-- START OF RECORDS PROVIDED --

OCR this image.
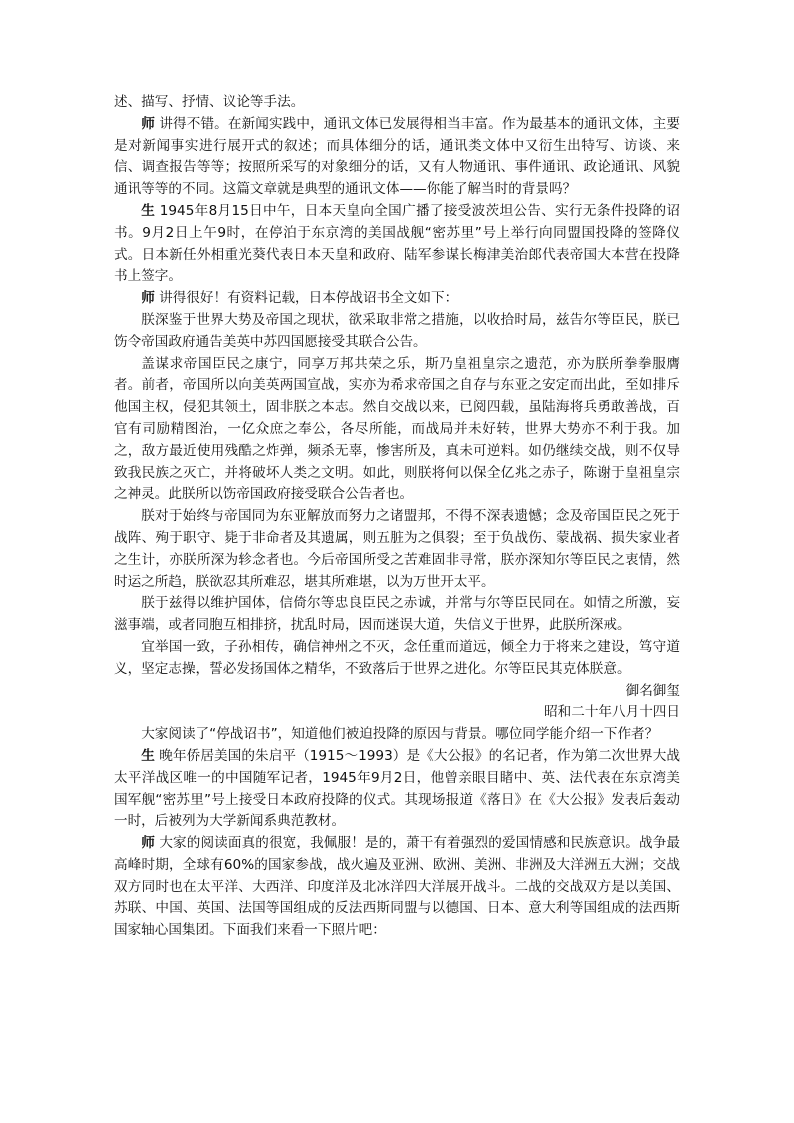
述、描写、抒情、议论等手法。

师 讲得不错。在新闻实践中，通讯文体已发展得相当丰富。作为最基本的通讯文体，主要是对新闻事实进行展开式的叙述；而具体细分的话，通讯类文体中又衍生出特写、访谈、来信、调查报告等等；按照所采写的对象细分的话，又有人物通讯、事件通讯、政论通讯、风貌通讯等等的不同。这篇文章就是典型的通讯文体——你能了解当时的背景吗？

生 1945年8月15日中午，日本天皇向全国广播了接受波茨坦公告、实行无条件投降的诏书。9月2日上午9时，在停泊于东京湾的美国战舰“密苏里”号上举行向同盟国投降的签降仪式。日本新任外相重光葵代表日本天皇和政府、陆军参谋长梅津美治郎代表帝国大本营在投降书上签字。

师 讲得很好！有资料记载，日本停战诏书全文如下：

朕深鉴于世界大势及帝国之现状，欲采取非常之措施，以收拾时局，兹告尔等臣民，朕已饬令帝国政府通告美英中苏四国愿接受其联合公告。

盖谋求帝国臣民之康宁，同享万邦共荣之乐，斯乃皇祖皇宗之遗范，亦为朕所拳拳服膺者。前者，帝国所以向美英两国宣战，实亦为希求帝国之自存与东亚之安定而出此，至如排斥他国主权，侵犯其领土，固非朕之本志。然自交战以来，已阅四载，虽陆海将兵勇敢善战，百官有司励精图治，一亿众庶之奉公，各尽所能，而战局并未好转，世界大势亦不利于我。加之，敌方最近使用残酷之炸弹，频杀无辜，惨害所及，真未可逆料。如仍继续交战，则不仅导致我民族之灭亡，并将破坏人类之文明。如此，则朕将何以保全亿兆之赤子，陈谢于皇祖皇宗之神灵。此朕所以饬帝国政府接受联合公告者也。

朕对于始终与帝国同为东亚解放而努力之诸盟邦，不得不深表遗憾；念及帝国臣民之死于战阵、殉于职守、毙于非命者及其遗属，则五脏为之俱裂；至于负战伤、蒙战祸、损失家业者之生计，亦朕所深为轸念者也。今后帝国所受之苦难固非寻常，朕亦深知尔等臣民之衷情，然时运之所趋，朕欲忍其所难忍，堪其所难堪，以为万世开太平。

朕于兹得以维护国体，信倚尔等忠良臣民之赤诚，并常与尔等臣民同在。如情之所激，妄滋事端，或者同胞互相排挤，扰乱时局，因而迷误大道，失信义于世界，此朕所深戒。

宜举国一致，子孙相传，确信神州之不灭，念任重而道远，倾全力于将来之建设，笃守道义，坚定志操，誓必发扬国体之精华，不致落后于世界之进化。尔等臣民其克体朕意。

御名御玺

昭和二十年八月十四日

大家阅读了“停战诏书”，知道他们被迫投降的原因与背景。哪位同学能介绍一下作者？

生 晚年侨居美国的朱启平（1915～1993）是《大公报》的名记者，作为第二次世界大战太平洋战区唯一的中国随军记者，1945年9月2日，他曾亲眼目睹中、英、法代表在东京湾美国军舰“密苏里”号上接受日本政府投降的仪式。其现场报道《落日》在《大公报》发表后轰动一时，后被列为大学新闻系典范教材。

师 大家的阅读面真的很宽，我佩服！是的，萧干有着强烈的爱国情感和民族意识。战争最高峰时期，全球有60%的国家参战，战火遍及亚洲、欧洲、美洲、非洲及大洋洲五大洲；交战双方同时也在太平洋、大西洋、印度洋及北冰洋四大洋展开战斗。二战的交战双方是以美国、苏联、中国、英国、法国等国组成的反法西斯同盟与以德国、日本、意大利等国组成的法西斯国家轴心国集团。下面我们来看一下照片吧：
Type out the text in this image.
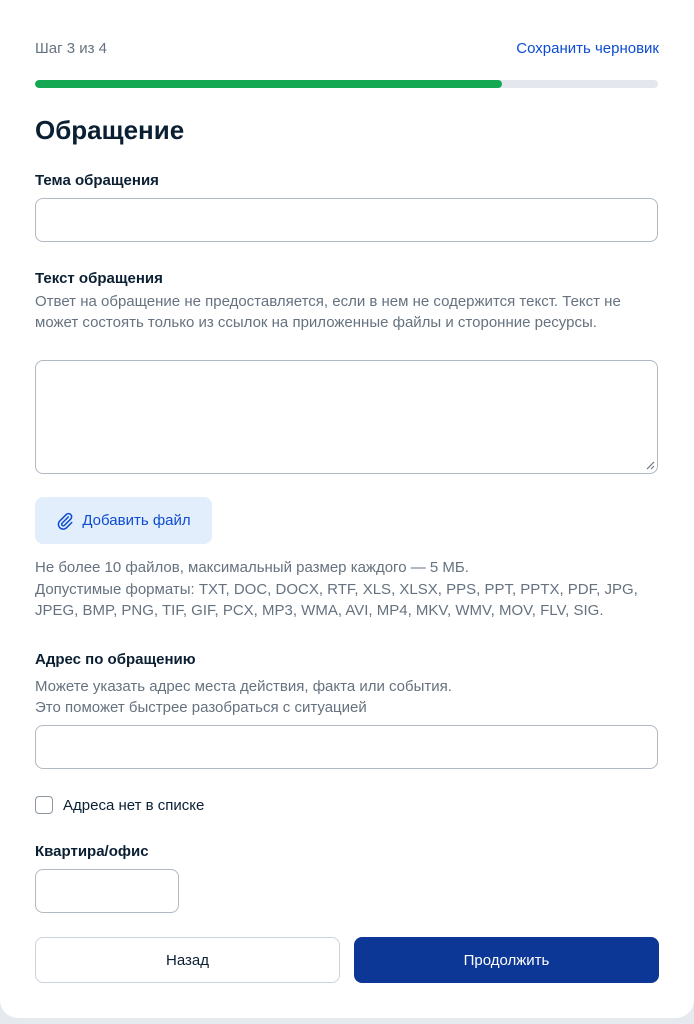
Шаг 3 из 4	Сохранить черновик
Обращение
Тема обращения
Текст обращения
Ответ на обращение не предоставляется, если в нем не содержится текст. Текст не может состоять только из ссылок на приложенные файлы и сторонние ресурсы.
Добавить файл
Не более 10 файлов, максимальный размер каждого — 5 МБ.
Допустимые форматы: TXT, DOC, DOCX, RTF, XLS, XLSX, PPS, PPT, PPTX, PDF, JPG, JPEG, BMP, PNG, TIF, GIF, PCX, MP3, WMA, AVI, MP4, MKV, WMV, MOV, FLV, SIG.
Адрес по обращению
Можете указать адрес места действия, факта или события.
Это поможет быстрее разобраться с ситуацией
Адреса нет в списке
Квартира/офис
Назад	Продолжить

-- END OF RECORDS PROVIDED --

_AIM_: Read the entries and show each line that mentions "image".

_EXPECTED OUTPUT_:
OCR this image.
Type out the text in this image.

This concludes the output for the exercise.